Requirements ▸ How many lines in the entries below contain "языка"? Answer with the number only.

_ _ _ _ _ _ _

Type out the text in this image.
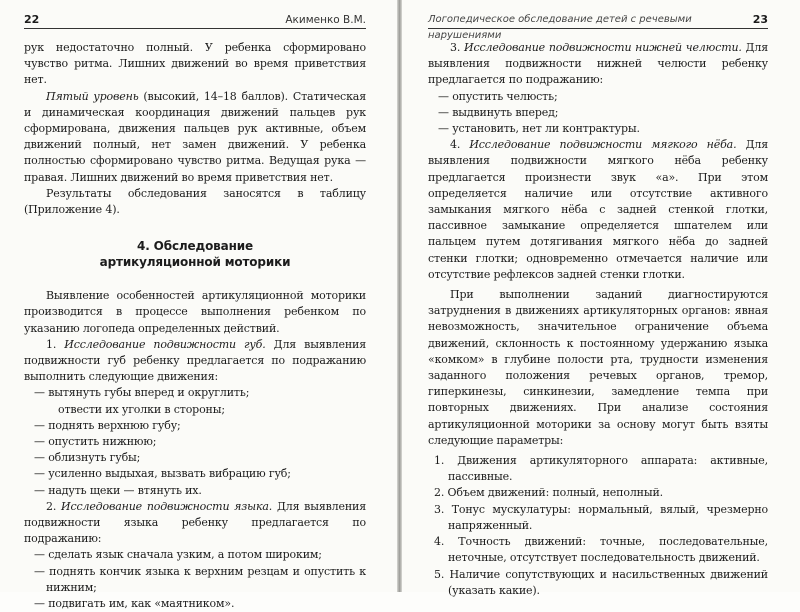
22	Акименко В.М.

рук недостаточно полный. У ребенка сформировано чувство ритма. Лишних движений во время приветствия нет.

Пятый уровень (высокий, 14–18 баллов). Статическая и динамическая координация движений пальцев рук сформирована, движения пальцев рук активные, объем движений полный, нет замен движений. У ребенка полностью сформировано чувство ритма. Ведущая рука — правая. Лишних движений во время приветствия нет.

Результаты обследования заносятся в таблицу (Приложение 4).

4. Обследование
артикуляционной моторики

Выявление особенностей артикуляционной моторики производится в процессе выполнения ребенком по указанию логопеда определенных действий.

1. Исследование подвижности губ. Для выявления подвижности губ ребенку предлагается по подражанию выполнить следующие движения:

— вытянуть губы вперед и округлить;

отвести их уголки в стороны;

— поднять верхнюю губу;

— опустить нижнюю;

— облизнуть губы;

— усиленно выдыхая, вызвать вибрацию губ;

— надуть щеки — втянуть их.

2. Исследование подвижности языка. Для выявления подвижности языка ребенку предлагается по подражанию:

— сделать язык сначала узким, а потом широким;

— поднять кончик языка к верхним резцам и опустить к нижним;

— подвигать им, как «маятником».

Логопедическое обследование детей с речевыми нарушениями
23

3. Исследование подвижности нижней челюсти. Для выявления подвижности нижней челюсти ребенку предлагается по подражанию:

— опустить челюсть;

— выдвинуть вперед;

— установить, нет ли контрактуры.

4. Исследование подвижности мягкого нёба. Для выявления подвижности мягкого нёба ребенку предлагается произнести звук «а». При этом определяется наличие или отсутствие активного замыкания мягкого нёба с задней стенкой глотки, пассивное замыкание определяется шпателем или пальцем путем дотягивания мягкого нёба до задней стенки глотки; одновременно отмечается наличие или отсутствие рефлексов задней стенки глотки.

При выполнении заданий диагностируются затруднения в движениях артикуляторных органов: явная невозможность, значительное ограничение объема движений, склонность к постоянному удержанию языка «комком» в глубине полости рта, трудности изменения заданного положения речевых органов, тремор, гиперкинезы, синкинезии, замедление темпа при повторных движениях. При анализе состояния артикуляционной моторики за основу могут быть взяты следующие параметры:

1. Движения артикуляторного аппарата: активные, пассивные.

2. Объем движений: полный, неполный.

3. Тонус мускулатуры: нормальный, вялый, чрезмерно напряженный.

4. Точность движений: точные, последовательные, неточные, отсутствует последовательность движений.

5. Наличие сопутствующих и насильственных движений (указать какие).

_ _ _ _ _ _ _

The solution ▸ 3